▶ [Records from a data collection]

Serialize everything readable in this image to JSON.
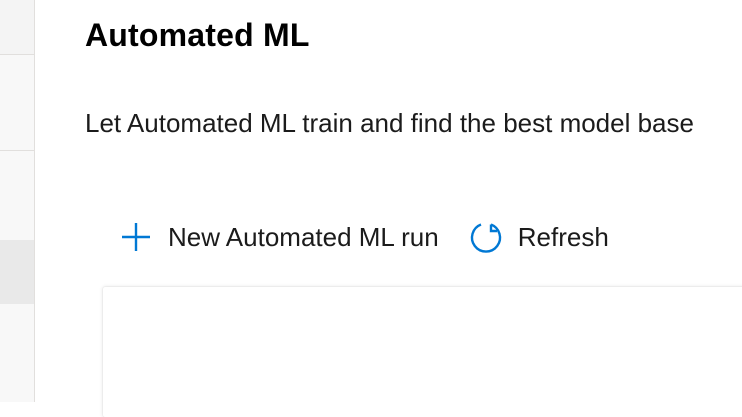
{
  "page": {
    "title": "Automated ML",
    "description": "Let Automated ML train and find the best model base"
  },
  "toolbar": {
    "new_run": {
      "label": "New Automated ML run",
      "icon": "plus-icon"
    },
    "refresh": {
      "label": "Refresh",
      "icon": "refresh-icon"
    }
  },
  "colors": {
    "accent": "#0078d4",
    "sidebar_bg": "#f4f4f4",
    "sidebar_selected": "#e9e9e9",
    "divider": "#e1dfdd"
  }
}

▶ [What to work on]
Transcribe every record above exactly, leaving out the pictures.

▶ [Complete answer]
Serialize everything readable in this image to JSON.
{
  "page": {
    "title": "Automated ML",
    "description": "Let Automated ML train and find the best model base"
  },
  "toolbar": {
    "new_run": {
      "label": "New Automated ML run",
      "icon": "plus-icon"
    },
    "refresh": {
      "label": "Refresh",
      "icon": "refresh-icon"
    }
  },
  "colors": {
    "accent": "#0078d4",
    "sidebar_bg": "#f4f4f4",
    "sidebar_selected": "#e9e9e9",
    "divider": "#e1dfdd"
  }
}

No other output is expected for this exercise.